--- START ---

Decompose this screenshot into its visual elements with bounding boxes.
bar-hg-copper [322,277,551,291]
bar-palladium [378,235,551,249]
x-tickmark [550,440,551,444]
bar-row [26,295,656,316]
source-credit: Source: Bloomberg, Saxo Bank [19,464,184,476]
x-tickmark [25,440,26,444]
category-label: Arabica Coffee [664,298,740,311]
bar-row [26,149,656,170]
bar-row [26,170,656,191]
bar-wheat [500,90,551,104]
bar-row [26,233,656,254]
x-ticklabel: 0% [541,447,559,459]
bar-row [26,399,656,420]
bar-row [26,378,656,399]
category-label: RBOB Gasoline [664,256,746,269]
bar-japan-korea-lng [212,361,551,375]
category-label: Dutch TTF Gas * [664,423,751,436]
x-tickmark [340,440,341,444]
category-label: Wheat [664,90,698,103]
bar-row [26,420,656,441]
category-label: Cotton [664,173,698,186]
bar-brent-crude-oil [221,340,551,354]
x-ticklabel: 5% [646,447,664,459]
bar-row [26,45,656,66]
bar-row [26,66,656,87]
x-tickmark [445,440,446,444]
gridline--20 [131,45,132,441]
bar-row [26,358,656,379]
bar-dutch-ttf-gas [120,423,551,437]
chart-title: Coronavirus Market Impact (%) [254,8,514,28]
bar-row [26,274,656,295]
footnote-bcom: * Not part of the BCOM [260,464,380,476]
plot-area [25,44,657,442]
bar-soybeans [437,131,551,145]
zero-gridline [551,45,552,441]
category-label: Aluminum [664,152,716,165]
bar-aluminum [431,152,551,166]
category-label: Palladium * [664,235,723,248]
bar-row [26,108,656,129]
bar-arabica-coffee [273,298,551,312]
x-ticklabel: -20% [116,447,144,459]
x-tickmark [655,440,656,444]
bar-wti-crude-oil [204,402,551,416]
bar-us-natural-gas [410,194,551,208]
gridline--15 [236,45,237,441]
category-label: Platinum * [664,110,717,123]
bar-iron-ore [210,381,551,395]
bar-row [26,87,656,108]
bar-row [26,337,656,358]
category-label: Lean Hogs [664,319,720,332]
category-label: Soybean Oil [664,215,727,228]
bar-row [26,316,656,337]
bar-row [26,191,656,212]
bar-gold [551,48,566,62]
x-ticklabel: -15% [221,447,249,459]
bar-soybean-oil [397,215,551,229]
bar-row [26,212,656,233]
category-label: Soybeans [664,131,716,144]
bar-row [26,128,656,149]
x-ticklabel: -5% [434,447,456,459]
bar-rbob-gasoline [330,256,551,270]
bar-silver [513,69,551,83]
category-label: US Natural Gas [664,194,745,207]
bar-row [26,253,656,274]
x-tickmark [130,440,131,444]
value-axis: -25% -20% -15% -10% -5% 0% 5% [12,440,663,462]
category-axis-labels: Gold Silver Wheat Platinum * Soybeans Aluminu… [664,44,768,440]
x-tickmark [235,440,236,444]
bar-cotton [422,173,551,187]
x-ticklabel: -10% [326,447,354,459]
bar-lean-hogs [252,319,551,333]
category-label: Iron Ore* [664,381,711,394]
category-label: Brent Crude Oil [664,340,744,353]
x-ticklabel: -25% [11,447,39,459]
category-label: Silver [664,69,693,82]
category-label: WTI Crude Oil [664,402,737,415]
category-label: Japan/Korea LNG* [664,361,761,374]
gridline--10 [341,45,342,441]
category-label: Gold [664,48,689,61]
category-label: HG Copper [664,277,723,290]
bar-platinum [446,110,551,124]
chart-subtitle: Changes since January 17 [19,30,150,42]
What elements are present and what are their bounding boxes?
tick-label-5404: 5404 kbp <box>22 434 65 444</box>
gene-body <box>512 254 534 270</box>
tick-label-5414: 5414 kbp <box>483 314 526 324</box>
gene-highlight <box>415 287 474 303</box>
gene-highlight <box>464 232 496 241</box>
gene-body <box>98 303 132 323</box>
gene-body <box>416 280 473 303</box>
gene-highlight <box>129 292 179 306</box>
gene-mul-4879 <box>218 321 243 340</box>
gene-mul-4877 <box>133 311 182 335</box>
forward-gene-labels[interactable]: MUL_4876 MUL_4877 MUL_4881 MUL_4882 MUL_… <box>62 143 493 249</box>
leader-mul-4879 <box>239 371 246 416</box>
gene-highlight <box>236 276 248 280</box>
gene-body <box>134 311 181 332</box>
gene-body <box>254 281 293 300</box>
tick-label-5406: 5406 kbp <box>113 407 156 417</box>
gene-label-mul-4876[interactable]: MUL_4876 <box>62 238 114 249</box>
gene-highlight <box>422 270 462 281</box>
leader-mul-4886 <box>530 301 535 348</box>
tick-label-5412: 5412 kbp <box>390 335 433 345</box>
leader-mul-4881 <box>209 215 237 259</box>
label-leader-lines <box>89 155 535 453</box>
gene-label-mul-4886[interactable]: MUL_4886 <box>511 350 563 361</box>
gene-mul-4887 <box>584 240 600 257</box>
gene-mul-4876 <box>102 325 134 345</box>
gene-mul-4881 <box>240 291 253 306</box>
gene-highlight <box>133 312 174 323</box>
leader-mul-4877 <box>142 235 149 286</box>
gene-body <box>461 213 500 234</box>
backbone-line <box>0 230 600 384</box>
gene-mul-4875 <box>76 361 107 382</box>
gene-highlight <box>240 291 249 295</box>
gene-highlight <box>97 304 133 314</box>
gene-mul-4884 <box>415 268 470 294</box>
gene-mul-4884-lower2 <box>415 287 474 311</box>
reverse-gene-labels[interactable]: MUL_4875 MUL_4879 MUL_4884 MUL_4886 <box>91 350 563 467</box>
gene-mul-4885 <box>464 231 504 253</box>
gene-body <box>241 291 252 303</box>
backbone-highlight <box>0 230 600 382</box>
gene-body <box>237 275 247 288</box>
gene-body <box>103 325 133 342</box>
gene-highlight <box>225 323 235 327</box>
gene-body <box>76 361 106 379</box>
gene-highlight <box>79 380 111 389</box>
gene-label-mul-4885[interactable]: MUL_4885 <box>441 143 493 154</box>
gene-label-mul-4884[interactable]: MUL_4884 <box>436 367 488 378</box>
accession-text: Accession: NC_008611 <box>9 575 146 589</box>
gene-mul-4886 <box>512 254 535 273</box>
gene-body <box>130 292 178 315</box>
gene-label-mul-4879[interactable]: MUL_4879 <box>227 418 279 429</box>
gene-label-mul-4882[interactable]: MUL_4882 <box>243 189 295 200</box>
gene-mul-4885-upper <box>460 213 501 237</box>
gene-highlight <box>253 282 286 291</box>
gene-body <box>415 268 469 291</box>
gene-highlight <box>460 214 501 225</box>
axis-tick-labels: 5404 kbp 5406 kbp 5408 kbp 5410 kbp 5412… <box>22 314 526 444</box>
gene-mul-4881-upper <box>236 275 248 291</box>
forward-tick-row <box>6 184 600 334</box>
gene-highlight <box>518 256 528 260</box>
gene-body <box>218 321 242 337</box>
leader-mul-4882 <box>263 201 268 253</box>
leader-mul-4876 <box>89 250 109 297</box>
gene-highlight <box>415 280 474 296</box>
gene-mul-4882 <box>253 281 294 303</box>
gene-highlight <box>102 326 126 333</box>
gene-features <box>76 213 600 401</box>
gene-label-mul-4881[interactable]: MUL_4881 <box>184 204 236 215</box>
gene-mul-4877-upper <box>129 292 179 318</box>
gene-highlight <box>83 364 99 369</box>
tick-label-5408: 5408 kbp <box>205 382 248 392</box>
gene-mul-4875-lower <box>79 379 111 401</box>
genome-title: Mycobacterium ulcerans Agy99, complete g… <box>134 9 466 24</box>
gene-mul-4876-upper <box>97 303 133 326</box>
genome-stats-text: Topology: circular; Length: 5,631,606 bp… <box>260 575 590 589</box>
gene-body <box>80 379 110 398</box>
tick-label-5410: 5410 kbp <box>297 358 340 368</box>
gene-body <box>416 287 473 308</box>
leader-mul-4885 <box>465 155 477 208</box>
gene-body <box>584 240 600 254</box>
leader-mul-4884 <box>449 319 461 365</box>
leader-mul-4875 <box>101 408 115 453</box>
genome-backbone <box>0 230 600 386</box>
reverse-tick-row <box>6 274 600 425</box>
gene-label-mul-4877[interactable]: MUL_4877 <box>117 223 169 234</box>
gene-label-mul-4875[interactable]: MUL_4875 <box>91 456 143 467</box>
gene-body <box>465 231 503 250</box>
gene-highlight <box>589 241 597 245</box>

--- END ---

TASK
If a line in the records contains the string "gridline", copy it out.

RESULT BELOW
gridline--20 [131,45,132,441]
zero-gridline [551,45,552,441]
gridline--15 [236,45,237,441]
gridline--10 [341,45,342,441]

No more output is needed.